THE EXERCISE: Every line of the data must be copied exactly.

━━━━━━━━━━━━━━━━

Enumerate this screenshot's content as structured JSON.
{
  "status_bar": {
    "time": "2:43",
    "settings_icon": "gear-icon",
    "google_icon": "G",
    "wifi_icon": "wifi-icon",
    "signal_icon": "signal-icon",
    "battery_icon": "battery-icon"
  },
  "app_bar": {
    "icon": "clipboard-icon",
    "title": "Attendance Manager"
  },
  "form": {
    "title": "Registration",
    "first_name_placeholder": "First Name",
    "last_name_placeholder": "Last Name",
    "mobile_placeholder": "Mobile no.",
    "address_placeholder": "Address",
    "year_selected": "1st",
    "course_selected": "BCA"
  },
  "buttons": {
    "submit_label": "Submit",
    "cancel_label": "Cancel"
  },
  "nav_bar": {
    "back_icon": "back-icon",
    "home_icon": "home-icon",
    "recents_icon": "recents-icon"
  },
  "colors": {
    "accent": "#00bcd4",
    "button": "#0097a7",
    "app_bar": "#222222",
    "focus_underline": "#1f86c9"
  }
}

━━━━━━━━━━━━━━━━

FINISHED ANSWER:
Enumerate this screenshot's content as structured JSON.
{
  "status_bar": {
    "time": "2:43",
    "settings_icon": "gear-icon",
    "google_icon": "G",
    "wifi_icon": "wifi-icon",
    "signal_icon": "signal-icon",
    "battery_icon": "battery-icon"
  },
  "app_bar": {
    "icon": "clipboard-icon",
    "title": "Attendance Manager"
  },
  "form": {
    "title": "Registration",
    "first_name_placeholder": "First Name",
    "last_name_placeholder": "Last Name",
    "mobile_placeholder": "Mobile no.",
    "address_placeholder": "Address",
    "year_selected": "1st",
    "course_selected": "BCA"
  },
  "buttons": {
    "submit_label": "Submit",
    "cancel_label": "Cancel"
  },
  "nav_bar": {
    "back_icon": "back-icon",
    "home_icon": "home-icon",
    "recents_icon": "recents-icon"
  },
  "colors": {
    "accent": "#00bcd4",
    "button": "#0097a7",
    "app_bar": "#222222",
    "focus_underline": "#1f86c9"
  }
}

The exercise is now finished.